■ Short exercise:
Please give the listing again in its entirety, exactly as written.

■ Given data:
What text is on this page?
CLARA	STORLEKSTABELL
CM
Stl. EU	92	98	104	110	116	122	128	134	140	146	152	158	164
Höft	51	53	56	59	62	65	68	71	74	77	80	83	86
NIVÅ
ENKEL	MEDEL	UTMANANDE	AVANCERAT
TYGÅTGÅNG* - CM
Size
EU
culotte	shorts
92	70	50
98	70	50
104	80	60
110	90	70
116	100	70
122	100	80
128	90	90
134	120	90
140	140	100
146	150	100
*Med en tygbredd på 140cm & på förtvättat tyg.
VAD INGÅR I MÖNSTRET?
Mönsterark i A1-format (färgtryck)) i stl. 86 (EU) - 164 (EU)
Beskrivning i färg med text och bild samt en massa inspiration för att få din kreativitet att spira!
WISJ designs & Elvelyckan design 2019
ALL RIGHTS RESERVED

■ Answer below:
What text is on this page?
CLARA	STORLEKSTABELL
CM
Stl. EU	92	98	104	110	116	122	128	134	140	146	152	158	164
Höft	51	53	56	59	62	65	68	71	74	77	80	83	86
NIVÅ
ENKEL	MEDEL	UTMANANDE	AVANCERAT
TYGÅTGÅNG* - CM
Size
EU
culotte	shorts
92	70	50
98	70	50
104	80	60
110	90	70
116	100	70
122	100	80
128	90	90
134	120	90
140	140	100
146	150	100
*Med en tygbredd på 140cm & på förtvättat tyg.
VAD INGÅR I MÖNSTRET?
Mönsterark i A1-format (färgtryck)) i stl. 86 (EU) - 164 (EU)
Beskrivning i färg med text och bild samt en massa inspiration för att få din kreativitet att spira!
WISJ designs & Elvelyckan design 2019
ALL RIGHTS RESERVED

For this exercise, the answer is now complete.